[Input data]:
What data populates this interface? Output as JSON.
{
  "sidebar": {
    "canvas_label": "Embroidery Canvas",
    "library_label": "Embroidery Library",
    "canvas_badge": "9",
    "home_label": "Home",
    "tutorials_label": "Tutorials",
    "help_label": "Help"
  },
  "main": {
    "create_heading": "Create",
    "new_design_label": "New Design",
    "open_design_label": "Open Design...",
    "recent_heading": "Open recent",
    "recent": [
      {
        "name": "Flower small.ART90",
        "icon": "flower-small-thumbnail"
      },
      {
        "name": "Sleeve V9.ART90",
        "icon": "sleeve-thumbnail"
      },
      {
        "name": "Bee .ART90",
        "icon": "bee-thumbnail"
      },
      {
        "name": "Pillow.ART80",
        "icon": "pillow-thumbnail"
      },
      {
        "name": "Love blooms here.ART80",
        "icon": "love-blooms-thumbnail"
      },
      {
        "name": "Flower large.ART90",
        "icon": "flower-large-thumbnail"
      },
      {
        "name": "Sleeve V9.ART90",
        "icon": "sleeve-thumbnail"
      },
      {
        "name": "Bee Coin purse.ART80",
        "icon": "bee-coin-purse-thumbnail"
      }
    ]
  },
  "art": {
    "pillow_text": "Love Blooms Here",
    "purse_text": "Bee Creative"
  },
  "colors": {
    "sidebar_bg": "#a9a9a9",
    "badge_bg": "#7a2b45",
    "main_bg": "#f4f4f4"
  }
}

[Stated task]:
Write out all records exactly, keeping every detail.

[Result of this task]:
What data populates this interface? Output as JSON.
{
  "sidebar": {
    "canvas_label": "Embroidery Canvas",
    "library_label": "Embroidery Library",
    "canvas_badge": "9",
    "home_label": "Home",
    "tutorials_label": "Tutorials",
    "help_label": "Help"
  },
  "main": {
    "create_heading": "Create",
    "new_design_label": "New Design",
    "open_design_label": "Open Design...",
    "recent_heading": "Open recent",
    "recent": [
      {
        "name": "Flower small.ART90",
        "icon": "flower-small-thumbnail"
      },
      {
        "name": "Sleeve V9.ART90",
        "icon": "sleeve-thumbnail"
      },
      {
        "name": "Bee .ART90",
        "icon": "bee-thumbnail"
      },
      {
        "name": "Pillow.ART80",
        "icon": "pillow-thumbnail"
      },
      {
        "name": "Love blooms here.ART80",
        "icon": "love-blooms-thumbnail"
      },
      {
        "name": "Flower large.ART90",
        "icon": "flower-large-thumbnail"
      },
      {
        "name": "Sleeve V9.ART90",
        "icon": "sleeve-thumbnail"
      },
      {
        "name": "Bee Coin purse.ART80",
        "icon": "bee-coin-purse-thumbnail"
      }
    ]
  },
  "art": {
    "pillow_text": "Love Blooms Here",
    "purse_text": "Bee Creative"
  },
  "colors": {
    "sidebar_bg": "#a9a9a9",
    "badge_bg": "#7a2b45",
    "main_bg": "#f4f4f4"
  }
}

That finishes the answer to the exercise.